(Figure data in JSON)
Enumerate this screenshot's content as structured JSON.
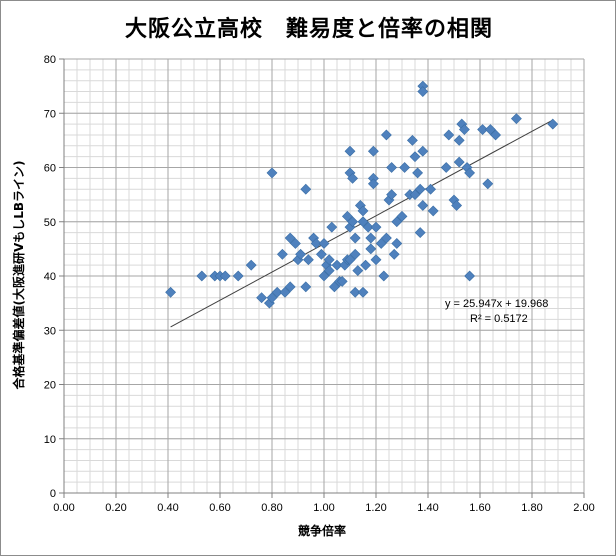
{
  "chart_data": {
    "type": "scatter",
    "title": "大阪公立高校　難易度と倍率の相関",
    "xlabel": "競争倍率",
    "ylabel": "合格基準偏差値(大阪進研VもしLBライン)",
    "xlim": [
      0,
      2
    ],
    "ylim": [
      0,
      80
    ],
    "xticks": [
      0,
      0.2,
      0.4,
      0.6,
      0.8,
      1.0,
      1.2,
      1.4,
      1.6,
      1.8,
      2.0
    ],
    "xtick_labels": [
      "0.00",
      "0.20",
      "0.40",
      "0.60",
      "0.80",
      "1.00",
      "1.20",
      "1.40",
      "1.60",
      "1.80",
      "2.00"
    ],
    "yticks": [
      0,
      10,
      20,
      30,
      40,
      50,
      60,
      70,
      80
    ],
    "ytick_labels": [
      "0",
      "10",
      "20",
      "30",
      "40",
      "50",
      "60",
      "70",
      "80"
    ],
    "grid": true,
    "marker_color": "#4f81bd",
    "trendline": {
      "slope": 25.947,
      "intercept": 19.968,
      "x_range": [
        0.41,
        1.88
      ],
      "equation_label": "y = 25.947x + 19.968",
      "r2_label": "R² = 0.5172"
    },
    "points": [
      [
        0.41,
        37
      ],
      [
        0.53,
        40
      ],
      [
        0.58,
        40
      ],
      [
        0.6,
        40
      ],
      [
        0.62,
        40
      ],
      [
        0.67,
        40
      ],
      [
        0.72,
        42
      ],
      [
        0.76,
        36
      ],
      [
        0.79,
        35
      ],
      [
        0.8,
        59
      ],
      [
        0.8,
        36
      ],
      [
        0.82,
        37
      ],
      [
        0.84,
        44
      ],
      [
        0.85,
        37
      ],
      [
        0.87,
        47
      ],
      [
        0.87,
        38
      ],
      [
        0.89,
        46
      ],
      [
        0.9,
        43
      ],
      [
        0.91,
        44
      ],
      [
        0.93,
        56
      ],
      [
        0.93,
        38
      ],
      [
        0.94,
        43
      ],
      [
        0.96,
        47
      ],
      [
        0.97,
        46
      ],
      [
        0.99,
        44
      ],
      [
        1.0,
        46
      ],
      [
        1.0,
        40
      ],
      [
        1.01,
        42
      ],
      [
        1.02,
        41
      ],
      [
        1.02,
        43
      ],
      [
        1.03,
        49
      ],
      [
        1.04,
        38
      ],
      [
        1.05,
        42
      ],
      [
        1.06,
        39
      ],
      [
        1.07,
        39
      ],
      [
        1.08,
        42
      ],
      [
        1.09,
        43
      ],
      [
        1.09,
        51
      ],
      [
        1.1,
        49
      ],
      [
        1.1,
        43
      ],
      [
        1.1,
        63
      ],
      [
        1.1,
        59
      ],
      [
        1.11,
        58
      ],
      [
        1.11,
        50
      ],
      [
        1.12,
        47
      ],
      [
        1.12,
        44
      ],
      [
        1.12,
        37
      ],
      [
        1.13,
        41
      ],
      [
        1.14,
        53
      ],
      [
        1.15,
        52
      ],
      [
        1.15,
        50
      ],
      [
        1.15,
        37
      ],
      [
        1.16,
        42
      ],
      [
        1.17,
        49
      ],
      [
        1.18,
        47
      ],
      [
        1.18,
        45
      ],
      [
        1.19,
        58
      ],
      [
        1.19,
        57
      ],
      [
        1.19,
        63
      ],
      [
        1.2,
        49
      ],
      [
        1.2,
        43
      ],
      [
        1.22,
        46
      ],
      [
        1.23,
        40
      ],
      [
        1.24,
        47
      ],
      [
        1.24,
        66
      ],
      [
        1.25,
        54
      ],
      [
        1.26,
        55
      ],
      [
        1.26,
        60
      ],
      [
        1.27,
        44
      ],
      [
        1.28,
        46
      ],
      [
        1.28,
        50
      ],
      [
        1.3,
        51
      ],
      [
        1.31,
        60
      ],
      [
        1.33,
        55
      ],
      [
        1.34,
        65
      ],
      [
        1.35,
        55
      ],
      [
        1.35,
        62
      ],
      [
        1.36,
        59
      ],
      [
        1.37,
        48
      ],
      [
        1.37,
        56
      ],
      [
        1.38,
        75
      ],
      [
        1.38,
        74
      ],
      [
        1.38,
        63
      ],
      [
        1.38,
        53
      ],
      [
        1.41,
        56
      ],
      [
        1.42,
        52
      ],
      [
        1.47,
        60
      ],
      [
        1.48,
        66
      ],
      [
        1.5,
        54
      ],
      [
        1.51,
        53
      ],
      [
        1.52,
        61
      ],
      [
        1.52,
        65
      ],
      [
        1.53,
        68
      ],
      [
        1.54,
        67
      ],
      [
        1.55,
        60
      ],
      [
        1.56,
        59
      ],
      [
        1.56,
        40
      ],
      [
        1.61,
        67
      ],
      [
        1.63,
        57
      ],
      [
        1.64,
        67
      ],
      [
        1.66,
        66
      ],
      [
        1.74,
        69
      ],
      [
        1.88,
        68
      ]
    ]
  }
}
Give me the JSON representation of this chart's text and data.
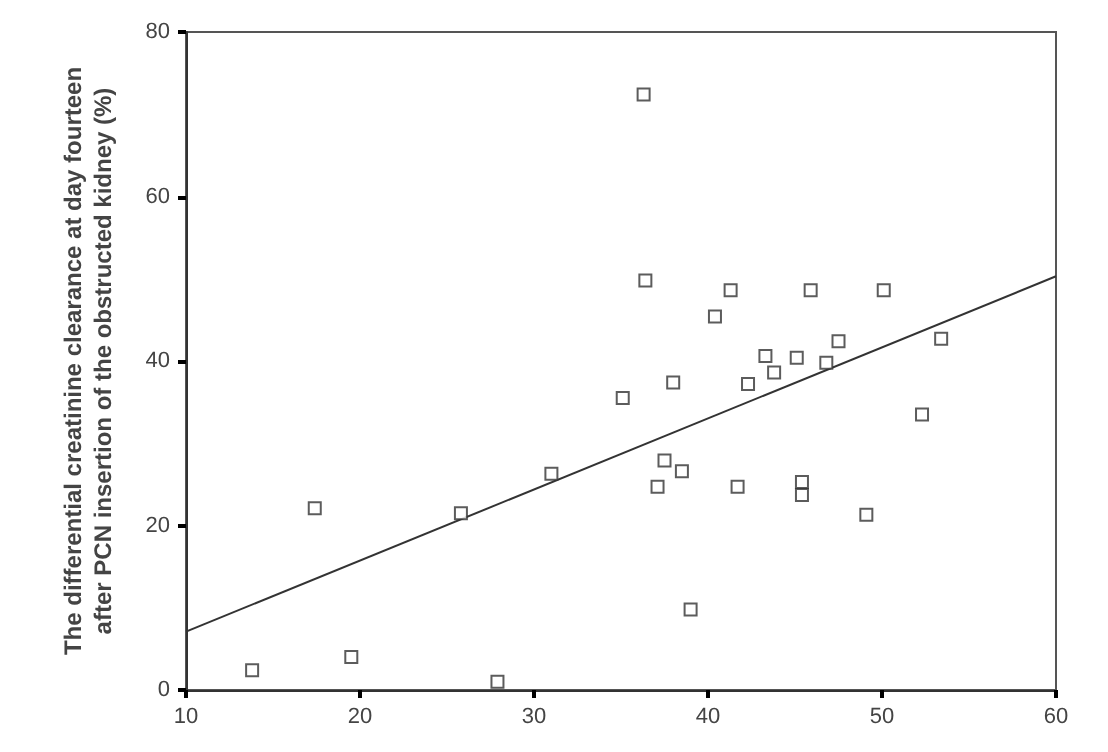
{
  "chart_data": {
    "type": "scatter",
    "ylabel": "The differential creatinine clearance at day fourteen\nafter PCN insertion of the obstructed kidney (%)",
    "xlim": [
      10,
      60
    ],
    "xticks": [
      10,
      20,
      30,
      40,
      50,
      60
    ],
    "ylim": [
      0,
      80
    ],
    "yticks": [
      0,
      20,
      40,
      60,
      80
    ],
    "grid": false,
    "series": [
      {
        "color": "#333333",
        "marker": "square",
        "x": [
          13.8,
          17.4,
          19.5,
          25.8,
          27.9,
          31.0,
          35.1,
          36.3,
          36.4,
          38.0,
          37.5,
          38.5,
          37.1,
          39.0,
          40.4,
          41.3,
          41.7,
          42.3,
          43.3,
          43.8,
          45.1,
          45.4,
          45.4,
          45.9,
          46.8,
          47.5,
          49.1,
          50.1,
          52.3,
          53.4
        ],
        "values": [
          2.4,
          22.1,
          4.0,
          21.5,
          1.0,
          26.3,
          35.5,
          72.4,
          49.8,
          37.4,
          27.9,
          26.6,
          24.7,
          9.8,
          45.4,
          48.6,
          24.7,
          37.2,
          40.6,
          38.6,
          40.4,
          25.3,
          23.7,
          48.6,
          39.8,
          42.4,
          21.3,
          48.6,
          33.5,
          42.7
        ]
      },
      {
        "type": "line",
        "color": "#333333",
        "x": [
          10,
          60
        ],
        "values": [
          7.1,
          50.3
        ],
        "line_style": "solid",
        "marker": "none"
      }
    ]
  }
}
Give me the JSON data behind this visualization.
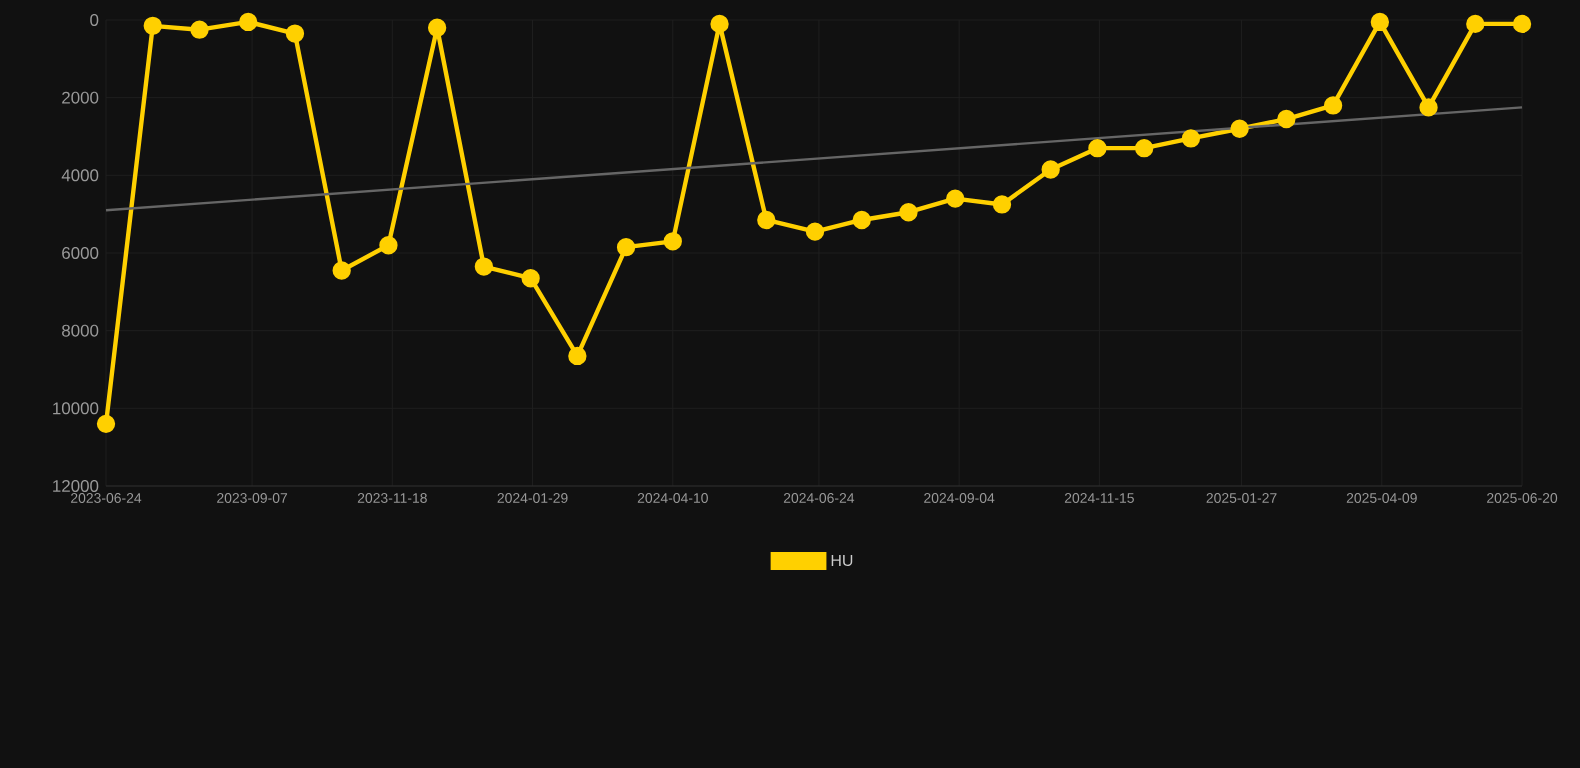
{
  "chart_data": {
    "type": "line",
    "ylim": [
      12000,
      0
    ],
    "yticks": [
      0,
      2000,
      4000,
      6000,
      8000,
      10000,
      12000
    ],
    "xlim": [
      "2023-06-24",
      "2025-06-20"
    ],
    "xticks": [
      "2023-06-24",
      "2023-09-07",
      "2023-11-18",
      "2024-01-29",
      "2024-04-10",
      "2024-06-24",
      "2024-09-04",
      "2024-11-15",
      "2025-01-27",
      "2025-04-09",
      "2025-06-20"
    ],
    "grid": true,
    "legend": "bottom",
    "marker": "circle",
    "series": [
      {
        "name": "HU",
        "color": "#ffd000",
        "x": [
          "2023-06-24",
          "2023-07-18",
          "2023-08-11",
          "2023-09-05",
          "2023-09-29",
          "2023-10-23",
          "2023-11-16",
          "2023-12-11",
          "2024-01-04",
          "2024-01-28",
          "2024-02-21",
          "2024-03-17",
          "2024-04-10",
          "2024-05-04",
          "2024-05-28",
          "2024-06-22",
          "2024-07-16",
          "2024-08-09",
          "2024-09-02",
          "2024-09-26",
          "2024-10-21",
          "2024-11-14",
          "2024-12-08",
          "2025-01-01",
          "2025-01-26",
          "2025-02-19",
          "2025-03-15",
          "2025-04-08",
          "2025-05-03",
          "2025-05-27",
          "2025-06-20"
        ],
        "values": [
          10400,
          150,
          250,
          50,
          350,
          6450,
          5800,
          200,
          6350,
          6650,
          8650,
          5850,
          5700,
          100,
          5150,
          5450,
          5150,
          4950,
          4600,
          4750,
          3850,
          3300,
          3300,
          3050,
          2800,
          2550,
          2200,
          50,
          2250,
          100,
          100
        ]
      },
      {
        "type": "line",
        "marker": "none",
        "color": "#666666",
        "x": [
          "2023-06-24",
          "2025-06-20"
        ],
        "values": [
          4900,
          2250
        ]
      }
    ]
  }
}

EXERCISE DIRECTIONS:
State how many lines include the string "ylabel", and nothing more.

ANSWER TO THIS EXERCISE:
2